[Entries from a visual dataset]
>> start

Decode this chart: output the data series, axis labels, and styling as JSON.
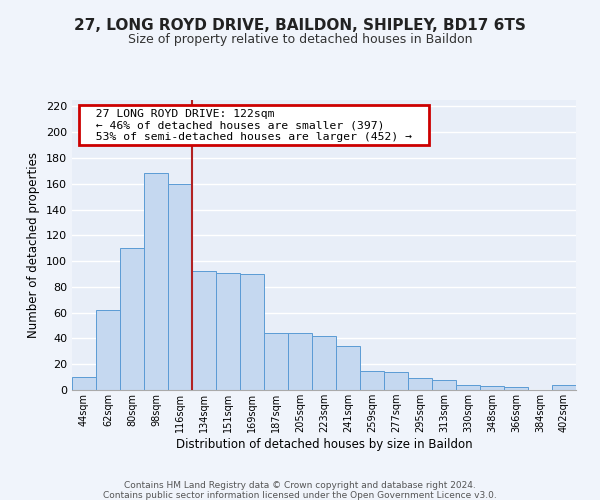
{
  "title": "27, LONG ROYD DRIVE, BAILDON, SHIPLEY, BD17 6TS",
  "subtitle": "Size of property relative to detached houses in Baildon",
  "xlabel": "Distribution of detached houses by size in Baildon",
  "ylabel": "Number of detached properties",
  "bar_labels": [
    "44sqm",
    "62sqm",
    "80sqm",
    "98sqm",
    "116sqm",
    "134sqm",
    "151sqm",
    "169sqm",
    "187sqm",
    "205sqm",
    "223sqm",
    "241sqm",
    "259sqm",
    "277sqm",
    "295sqm",
    "313sqm",
    "330sqm",
    "348sqm",
    "366sqm",
    "384sqm",
    "402sqm"
  ],
  "bar_values": [
    10,
    62,
    110,
    168,
    160,
    92,
    91,
    90,
    44,
    44,
    42,
    34,
    15,
    14,
    9,
    8,
    4,
    3,
    2,
    0,
    4
  ],
  "bar_color": "#c5d8f0",
  "bar_edge_color": "#5b9bd5",
  "fig_bg_color": "#f0f4fb",
  "plot_bg_color": "#e8eef8",
  "grid_color": "#ffffff",
  "property_label": "27 LONG ROYD DRIVE: 122sqm",
  "annotation_line1": "← 46% of detached houses are smaller (397)",
  "annotation_line2": "53% of semi-detached houses are larger (452) →",
  "red_line_x": 4.5,
  "ylim": [
    0,
    225
  ],
  "yticks": [
    0,
    20,
    40,
    60,
    80,
    100,
    120,
    140,
    160,
    180,
    200,
    220
  ],
  "footer_line1": "Contains HM Land Registry data © Crown copyright and database right 2024.",
  "footer_line2": "Contains public sector information licensed under the Open Government Licence v3.0."
}
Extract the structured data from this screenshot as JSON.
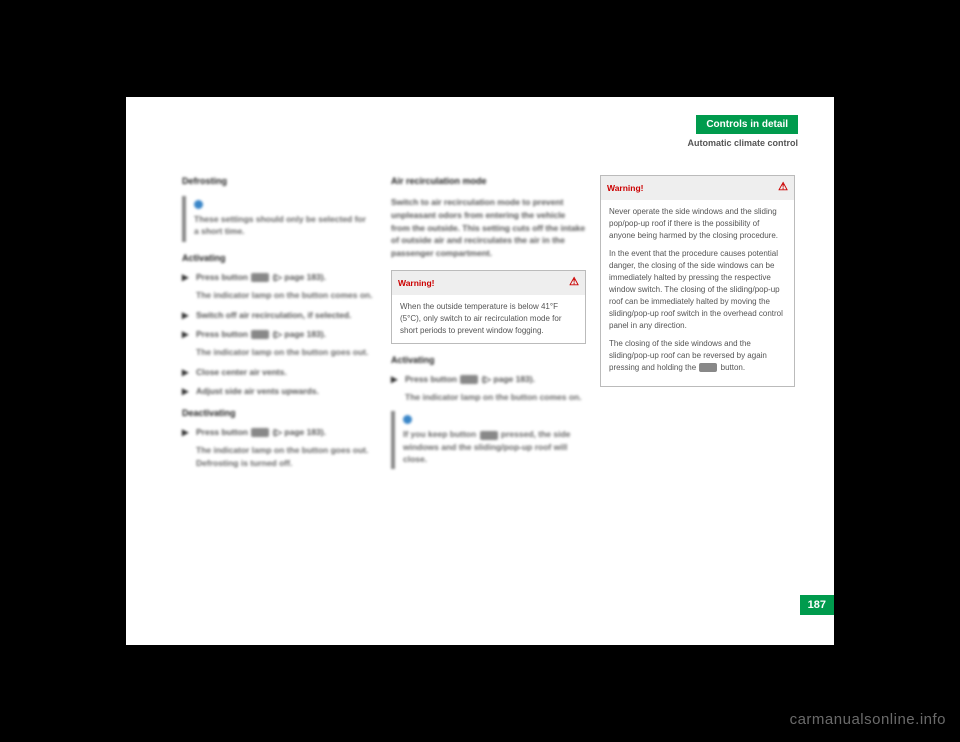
{
  "header": {
    "chapter": "Controls in detail",
    "section": "Automatic climate control"
  },
  "page_number": "187",
  "watermark": "carmanualsonline.info",
  "col1": {
    "heading": "Defrosting",
    "info": "These settings should only be selected for a short time.",
    "sub1": "Activating",
    "step1_a": "Press button ",
    "step1_b": " (▷ page 183).",
    "res1": "The indicator lamp on the button comes on.",
    "step2": "Switch off air recirculation, if selected.",
    "step3_a": "Press button ",
    "step3_b": " (▷ page 183).",
    "res3": "The indicator lamp on the button goes out.",
    "step4": "Close center air vents.",
    "step5": "Adjust side air vents upwards.",
    "sub2": "Deactivating",
    "step6_a": "Press button ",
    "step6_b": " (▷ page 183).",
    "res6": "The indicator lamp on the button goes out. Defrosting is turned off."
  },
  "col2": {
    "heading": "Air recirculation mode",
    "intro": "Switch to air recirculation mode to prevent unpleasant odors from entering the vehicle from the outside. This setting cuts off the intake of outside air and recirculates the air in the passenger compartment.",
    "warn_title": "Warning!",
    "warn_body": "When the outside temperature is below 41°F (5°C), only switch to air recirculation mode for short periods to prevent window fogging.",
    "sub1": "Activating",
    "step1_a": "Press button ",
    "step1_b": " (▷ page 183).",
    "res1": "The indicator lamp on the button comes on.",
    "info_a": "If you keep button ",
    "info_b": " pressed, the side windows and the sliding/pop-up roof will close."
  },
  "col3": {
    "warn_title": "Warning!",
    "warn_p1": "Never operate the side windows and the sliding pop/pop-up roof if there is the possibility of anyone being harmed by the closing procedure.",
    "warn_p2": "In the event that the procedure causes potential danger, the closing of the side windows can be immediately halted by pressing the respective window switch. The closing of the sliding/pop-up roof can be immediately halted by moving the sliding/pop-up roof switch in the overhead control panel in any direction.",
    "warn_p3_a": "The closing of the side windows and the sliding/pop-up roof can be reversed by again pressing and holding the ",
    "warn_p3_b": " button."
  },
  "colors": {
    "accent": "#009b4d",
    "warn": "#c00000",
    "page_bg": "#ffffff",
    "outer_bg": "#000000"
  }
}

>> end

Goal of the exercise:
Indicate how many lines of the material contain the string "goes", giving the number and nothing more.

Solution below:
2